### The exercise
Verbatim output of all the material below is required.

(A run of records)
□ □ □ □ □ □ □
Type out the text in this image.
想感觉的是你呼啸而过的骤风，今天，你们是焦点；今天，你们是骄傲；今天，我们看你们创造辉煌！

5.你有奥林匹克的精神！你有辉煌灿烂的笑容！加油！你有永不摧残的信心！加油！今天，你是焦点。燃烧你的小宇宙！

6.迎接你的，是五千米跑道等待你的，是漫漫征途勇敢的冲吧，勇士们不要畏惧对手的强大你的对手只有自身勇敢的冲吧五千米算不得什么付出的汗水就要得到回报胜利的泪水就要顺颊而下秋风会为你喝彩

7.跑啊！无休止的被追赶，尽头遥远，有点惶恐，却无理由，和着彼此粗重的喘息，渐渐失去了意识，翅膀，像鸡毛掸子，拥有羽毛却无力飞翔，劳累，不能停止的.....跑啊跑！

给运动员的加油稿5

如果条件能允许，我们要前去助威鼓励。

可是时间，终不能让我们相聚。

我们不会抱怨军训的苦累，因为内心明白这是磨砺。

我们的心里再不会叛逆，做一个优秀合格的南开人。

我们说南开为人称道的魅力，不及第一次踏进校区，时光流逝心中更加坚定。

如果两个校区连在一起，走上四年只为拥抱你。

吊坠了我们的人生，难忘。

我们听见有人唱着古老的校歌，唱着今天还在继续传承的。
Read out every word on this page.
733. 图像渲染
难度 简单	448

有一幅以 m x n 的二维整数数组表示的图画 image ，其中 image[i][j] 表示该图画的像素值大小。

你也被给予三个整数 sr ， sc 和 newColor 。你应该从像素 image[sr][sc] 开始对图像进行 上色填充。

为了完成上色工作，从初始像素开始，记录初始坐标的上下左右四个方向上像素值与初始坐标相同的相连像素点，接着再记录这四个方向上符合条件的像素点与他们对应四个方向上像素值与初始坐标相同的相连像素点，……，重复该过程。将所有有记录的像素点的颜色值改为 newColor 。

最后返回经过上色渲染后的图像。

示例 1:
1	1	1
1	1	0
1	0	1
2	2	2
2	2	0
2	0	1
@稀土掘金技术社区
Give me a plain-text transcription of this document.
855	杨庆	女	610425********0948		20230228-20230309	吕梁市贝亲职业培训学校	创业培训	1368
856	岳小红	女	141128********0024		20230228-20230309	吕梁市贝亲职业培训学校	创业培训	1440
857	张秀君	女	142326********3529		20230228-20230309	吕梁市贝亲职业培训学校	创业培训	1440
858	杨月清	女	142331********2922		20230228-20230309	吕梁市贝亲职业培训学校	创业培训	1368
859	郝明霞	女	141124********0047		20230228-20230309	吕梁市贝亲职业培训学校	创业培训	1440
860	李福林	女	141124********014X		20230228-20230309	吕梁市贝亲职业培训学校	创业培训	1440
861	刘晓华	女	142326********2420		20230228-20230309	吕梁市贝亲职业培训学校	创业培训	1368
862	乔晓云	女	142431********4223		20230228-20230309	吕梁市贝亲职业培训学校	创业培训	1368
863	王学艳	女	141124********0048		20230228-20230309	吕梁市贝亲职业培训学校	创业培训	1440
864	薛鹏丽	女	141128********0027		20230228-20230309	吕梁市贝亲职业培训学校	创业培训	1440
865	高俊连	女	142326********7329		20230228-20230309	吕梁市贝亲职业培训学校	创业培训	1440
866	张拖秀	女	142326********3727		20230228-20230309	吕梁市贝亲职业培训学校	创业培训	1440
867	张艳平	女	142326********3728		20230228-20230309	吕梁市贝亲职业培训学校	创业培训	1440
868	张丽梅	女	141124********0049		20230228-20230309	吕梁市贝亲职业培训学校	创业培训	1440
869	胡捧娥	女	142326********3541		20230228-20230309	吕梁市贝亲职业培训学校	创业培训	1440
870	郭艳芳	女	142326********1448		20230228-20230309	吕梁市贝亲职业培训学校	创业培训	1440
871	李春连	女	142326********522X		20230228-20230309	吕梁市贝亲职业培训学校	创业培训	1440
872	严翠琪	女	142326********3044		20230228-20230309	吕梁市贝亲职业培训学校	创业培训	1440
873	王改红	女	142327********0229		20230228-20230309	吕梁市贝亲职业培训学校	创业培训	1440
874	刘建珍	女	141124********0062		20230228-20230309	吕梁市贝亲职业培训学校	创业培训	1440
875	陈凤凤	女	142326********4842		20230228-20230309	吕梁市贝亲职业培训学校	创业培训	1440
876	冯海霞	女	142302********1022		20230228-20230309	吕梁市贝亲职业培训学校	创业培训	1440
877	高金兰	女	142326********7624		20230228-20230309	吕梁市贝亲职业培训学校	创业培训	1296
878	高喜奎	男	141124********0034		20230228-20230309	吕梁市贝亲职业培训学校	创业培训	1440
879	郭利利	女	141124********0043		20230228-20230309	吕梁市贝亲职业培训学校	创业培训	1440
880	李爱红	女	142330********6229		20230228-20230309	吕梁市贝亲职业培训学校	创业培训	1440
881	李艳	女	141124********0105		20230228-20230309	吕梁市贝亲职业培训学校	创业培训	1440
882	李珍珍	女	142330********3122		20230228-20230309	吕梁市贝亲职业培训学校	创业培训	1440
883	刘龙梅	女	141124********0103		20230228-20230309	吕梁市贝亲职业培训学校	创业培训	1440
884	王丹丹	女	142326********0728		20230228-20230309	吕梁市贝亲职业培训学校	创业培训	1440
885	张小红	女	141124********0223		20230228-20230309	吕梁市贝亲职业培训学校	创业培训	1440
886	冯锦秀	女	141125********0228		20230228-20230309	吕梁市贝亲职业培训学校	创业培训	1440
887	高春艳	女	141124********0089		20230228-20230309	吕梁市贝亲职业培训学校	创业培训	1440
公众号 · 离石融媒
□ □ □ □ □ □ □
### Exercise output
Type out the text in this image.
想感觉的是你呼啸而过的骤风，今天，你们是焦点；今天，你们是骄傲；今天，我们看你们创造辉煌！

5.你有奥林匹克的精神！你有辉煌灿烂的笑容！加油！你有永不摧残的信心！加油！今天，你是焦点。燃烧你的小宇宙！

6.迎接你的，是五千米跑道等待你的，是漫漫征途勇敢的冲吧，勇士们不要畏惧对手的强大你的对手只有自身勇敢的冲吧五千米算不得什么付出的汗水就要得到回报胜利的泪水就要顺颊而下秋风会为你喝彩

7.跑啊！无休止的被追赶，尽头遥远，有点惶恐，却无理由，和着彼此粗重的喘息，渐渐失去了意识，翅膀，像鸡毛掸子，拥有羽毛却无力飞翔，劳累，不能停止的.....跑啊跑！

给运动员的加油稿5

如果条件能允许，我们要前去助威鼓励。

可是时间，终不能让我们相聚。

我们不会抱怨军训的苦累，因为内心明白这是磨砺。

我们的心里再不会叛逆，做一个优秀合格的南开人。

我们说南开为人称道的魅力，不及第一次踏进校区，时光流逝心中更加坚定。

如果两个校区连在一起，走上四年只为拥抱你。

吊坠了我们的人生，难忘。

我们听见有人唱着古老的校歌，唱着今天还在继续传承的。
Read out every word on this page.
733. 图像渲染
难度 简单	448

有一幅以 m x n 的二维整数数组表示的图画 image ，其中 image[i][j] 表示该图画的像素值大小。

你也被给予三个整数 sr ， sc 和 newColor 。你应该从像素 image[sr][sc] 开始对图像进行 上色填充。

为了完成上色工作，从初始像素开始，记录初始坐标的上下左右四个方向上像素值与初始坐标相同的相连像素点，接着再记录这四个方向上符合条件的像素点与他们对应四个方向上像素值与初始坐标相同的相连像素点，……，重复该过程。将所有有记录的像素点的颜色值改为 newColor 。

最后返回经过上色渲染后的图像。

示例 1:
1	1	1
1	1	0
1	0	1
2	2	2
2	2	0
2	0	1
@稀土掘金技术社区
Give me a plain-text transcription of this document.
855	杨庆	女	610425********0948		20230228-20230309	吕梁市贝亲职业培训学校	创业培训	1368
856	岳小红	女	141128********0024		20230228-20230309	吕梁市贝亲职业培训学校	创业培训	1440
857	张秀君	女	142326********3529		20230228-20230309	吕梁市贝亲职业培训学校	创业培训	1440
858	杨月清	女	142331********2922		20230228-20230309	吕梁市贝亲职业培训学校	创业培训	1368
859	郝明霞	女	141124********0047		20230228-20230309	吕梁市贝亲职业培训学校	创业培训	1440
860	李福林	女	141124********014X		20230228-20230309	吕梁市贝亲职业培训学校	创业培训	1440
861	刘晓华	女	142326********2420		20230228-20230309	吕梁市贝亲职业培训学校	创业培训	1368
862	乔晓云	女	142431********4223		20230228-20230309	吕梁市贝亲职业培训学校	创业培训	1368
863	王学艳	女	141124********0048		20230228-20230309	吕梁市贝亲职业培训学校	创业培训	1440
864	薛鹏丽	女	141128********0027		20230228-20230309	吕梁市贝亲职业培训学校	创业培训	1440
865	高俊连	女	142326********7329		20230228-20230309	吕梁市贝亲职业培训学校	创业培训	1440
866	张拖秀	女	142326********3727		20230228-20230309	吕梁市贝亲职业培训学校	创业培训	1440
867	张艳平	女	142326********3728		20230228-20230309	吕梁市贝亲职业培训学校	创业培训	1440
868	张丽梅	女	141124********0049		20230228-20230309	吕梁市贝亲职业培训学校	创业培训	1440
869	胡捧娥	女	142326********3541		20230228-20230309	吕梁市贝亲职业培训学校	创业培训	1440
870	郭艳芳	女	142326********1448		20230228-20230309	吕梁市贝亲职业培训学校	创业培训	1440
871	李春连	女	142326********522X		20230228-20230309	吕梁市贝亲职业培训学校	创业培训	1440
872	严翠琪	女	142326********3044		20230228-20230309	吕梁市贝亲职业培训学校	创业培训	1440
873	王改红	女	142327********0229		20230228-20230309	吕梁市贝亲职业培训学校	创业培训	1440
874	刘建珍	女	141124********0062		20230228-20230309	吕梁市贝亲职业培训学校	创业培训	1440
875	陈凤凤	女	142326********4842		20230228-20230309	吕梁市贝亲职业培训学校	创业培训	1440
876	冯海霞	女	142302********1022		20230228-20230309	吕梁市贝亲职业培训学校	创业培训	1440
877	高金兰	女	142326********7624		20230228-20230309	吕梁市贝亲职业培训学校	创业培训	1296
878	高喜奎	男	141124********0034		20230228-20230309	吕梁市贝亲职业培训学校	创业培训	1440
879	郭利利	女	141124********0043		20230228-20230309	吕梁市贝亲职业培训学校	创业培训	1440
880	李爱红	女	142330********6229		20230228-20230309	吕梁市贝亲职业培训学校	创业培训	1440
881	李艳	女	141124********0105		20230228-20230309	吕梁市贝亲职业培训学校	创业培训	1440
882	李珍珍	女	142330********3122		20230228-20230309	吕梁市贝亲职业培训学校	创业培训	1440
883	刘龙梅	女	141124********0103		20230228-20230309	吕梁市贝亲职业培训学校	创业培训	1440
884	王丹丹	女	142326********0728		20230228-20230309	吕梁市贝亲职业培训学校	创业培训	1440
885	张小红	女	141124********0223		20230228-20230309	吕梁市贝亲职业培训学校	创业培训	1440
886	冯锦秀	女	141125********0228		20230228-20230309	吕梁市贝亲职业培训学校	创业培训	1440
887	高春艳	女	141124********0089		20230228-20230309	吕梁市贝亲职业培训学校	创业培训	1440
公众号 · 离石融媒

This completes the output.